» **Goal**
Your task is to copy every line of this material exactly.

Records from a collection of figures
——

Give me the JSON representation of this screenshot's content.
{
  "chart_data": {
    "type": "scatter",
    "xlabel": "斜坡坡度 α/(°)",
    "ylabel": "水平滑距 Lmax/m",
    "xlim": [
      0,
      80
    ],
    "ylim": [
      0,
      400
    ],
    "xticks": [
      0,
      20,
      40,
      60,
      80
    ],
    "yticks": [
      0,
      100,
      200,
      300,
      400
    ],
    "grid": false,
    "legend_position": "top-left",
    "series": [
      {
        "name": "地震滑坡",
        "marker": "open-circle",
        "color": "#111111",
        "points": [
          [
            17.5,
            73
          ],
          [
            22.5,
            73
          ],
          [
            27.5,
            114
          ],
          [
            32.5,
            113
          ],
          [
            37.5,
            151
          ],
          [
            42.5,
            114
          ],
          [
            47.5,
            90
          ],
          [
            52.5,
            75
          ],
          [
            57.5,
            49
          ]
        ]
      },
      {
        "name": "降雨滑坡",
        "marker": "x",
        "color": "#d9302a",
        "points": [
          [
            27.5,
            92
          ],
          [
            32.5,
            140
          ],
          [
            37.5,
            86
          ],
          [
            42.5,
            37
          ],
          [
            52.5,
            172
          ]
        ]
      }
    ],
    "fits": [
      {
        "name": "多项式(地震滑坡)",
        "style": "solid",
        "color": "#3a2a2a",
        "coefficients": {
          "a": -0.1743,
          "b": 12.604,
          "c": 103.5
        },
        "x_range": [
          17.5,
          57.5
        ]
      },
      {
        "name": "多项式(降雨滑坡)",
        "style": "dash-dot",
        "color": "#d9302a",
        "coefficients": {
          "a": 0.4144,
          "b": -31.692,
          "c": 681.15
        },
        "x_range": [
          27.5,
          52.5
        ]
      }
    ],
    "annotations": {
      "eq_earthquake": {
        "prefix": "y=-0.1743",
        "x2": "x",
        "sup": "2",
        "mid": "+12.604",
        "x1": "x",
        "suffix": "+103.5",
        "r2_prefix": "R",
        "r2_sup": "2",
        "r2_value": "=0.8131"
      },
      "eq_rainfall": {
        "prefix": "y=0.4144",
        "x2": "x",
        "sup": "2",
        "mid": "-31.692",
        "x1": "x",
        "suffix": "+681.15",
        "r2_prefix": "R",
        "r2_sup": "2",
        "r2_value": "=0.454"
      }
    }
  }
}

——

» **Response for this exercise**
Give me the JSON representation of this screenshot's content.
{
  "chart_data": {
    "type": "scatter",
    "xlabel": "斜坡坡度 α/(°)",
    "ylabel": "水平滑距 Lmax/m",
    "xlim": [
      0,
      80
    ],
    "ylim": [
      0,
      400
    ],
    "xticks": [
      0,
      20,
      40,
      60,
      80
    ],
    "yticks": [
      0,
      100,
      200,
      300,
      400
    ],
    "grid": false,
    "legend_position": "top-left",
    "series": [
      {
        "name": "地震滑坡",
        "marker": "open-circle",
        "color": "#111111",
        "points": [
          [
            17.5,
            73
          ],
          [
            22.5,
            73
          ],
          [
            27.5,
            114
          ],
          [
            32.5,
            113
          ],
          [
            37.5,
            151
          ],
          [
            42.5,
            114
          ],
          [
            47.5,
            90
          ],
          [
            52.5,
            75
          ],
          [
            57.5,
            49
          ]
        ]
      },
      {
        "name": "降雨滑坡",
        "marker": "x",
        "color": "#d9302a",
        "points": [
          [
            27.5,
            92
          ],
          [
            32.5,
            140
          ],
          [
            37.5,
            86
          ],
          [
            42.5,
            37
          ],
          [
            52.5,
            172
          ]
        ]
      }
    ],
    "fits": [
      {
        "name": "多项式(地震滑坡)",
        "style": "solid",
        "color": "#3a2a2a",
        "coefficients": {
          "a": -0.1743,
          "b": 12.604,
          "c": 103.5
        },
        "x_range": [
          17.5,
          57.5
        ]
      },
      {
        "name": "多项式(降雨滑坡)",
        "style": "dash-dot",
        "color": "#d9302a",
        "coefficients": {
          "a": 0.4144,
          "b": -31.692,
          "c": 681.15
        },
        "x_range": [
          27.5,
          52.5
        ]
      }
    ],
    "annotations": {
      "eq_earthquake": {
        "prefix": "y=-0.1743",
        "x2": "x",
        "sup": "2",
        "mid": "+12.604",
        "x1": "x",
        "suffix": "+103.5",
        "r2_prefix": "R",
        "r2_sup": "2",
        "r2_value": "=0.8131"
      },
      "eq_rainfall": {
        "prefix": "y=0.4144",
        "x2": "x",
        "sup": "2",
        "mid": "-31.692",
        "x1": "x",
        "suffix": "+681.15",
        "r2_prefix": "R",
        "r2_sup": "2",
        "r2_value": "=0.454"
      }
    }
  }
}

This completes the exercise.